Directive: Omit every image, and transcribe the remaining entries exactly as given.

Provided entries:
....
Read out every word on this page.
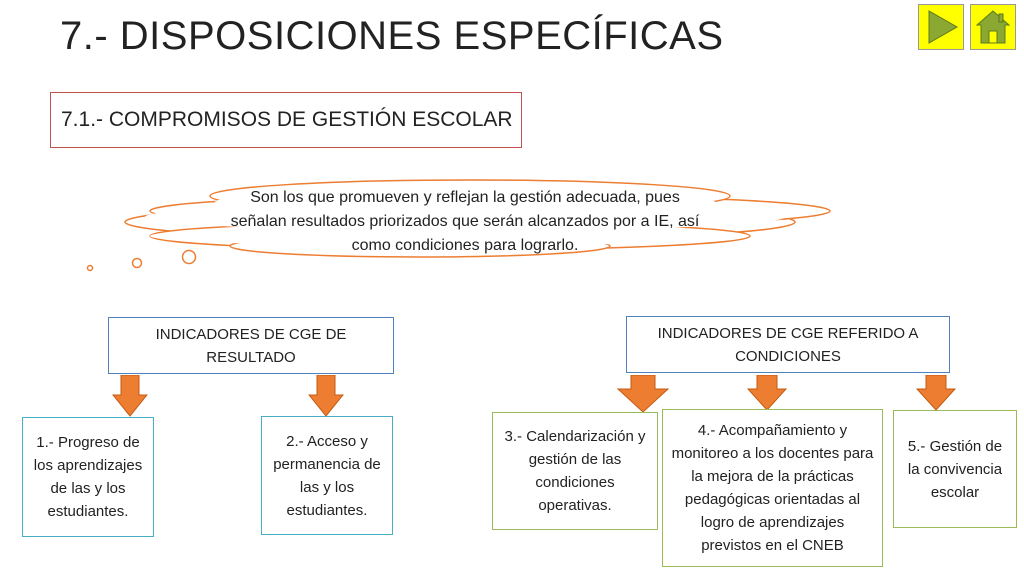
7.- DISPOSICIONES ESPECÍFICAS
7.1.- COMPROMISOS DE GESTIÓN ESCOLAR
Son los que promueven y reflejan la gestión adecuada, pues señalan resultados priorizados que serán alcanzados por a IE, así como condiciones para lograrlo.
INDICADORES DE CGE DE RESULTADO
INDICADORES DE CGE REFERIDO A CONDICIONES
1.- Progreso de los aprendizajes de las y los estudiantes.
2.- Acceso y permanencia de las y los estudiantes.
3.- Calendarización y gestión de las condiciones operativas.
4.- Acompañamiento y monitoreo a los docentes para la mejora de la prácticas pedagógicas orientadas al logro de aprendizajes previstos en el CNEB
5.- Gestión de la convivencia escolar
....
Written response:
Read out every word on this page.
7.- DISPOSICIONES ESPECÍFICAS
7.1.- COMPROMISOS DE GESTIÓN ESCOLAR
Son los que promueven y reflejan la gestión adecuada, pues señalan resultados priorizados que serán alcanzados por a IE, así como condiciones para lograrlo.
INDICADORES DE CGE DE RESULTADO
INDICADORES DE CGE REFERIDO A CONDICIONES
1.- Progreso de los aprendizajes de las y los estudiantes.
2.- Acceso y permanencia de las y los estudiantes.
3.- Calendarización y gestión de las condiciones operativas.
4.- Acompañamiento y monitoreo a los docentes para la mejora de la prácticas pedagógicas orientadas al logro de aprendizajes previstos en el CNEB
5.- Gestión de la convivencia escolar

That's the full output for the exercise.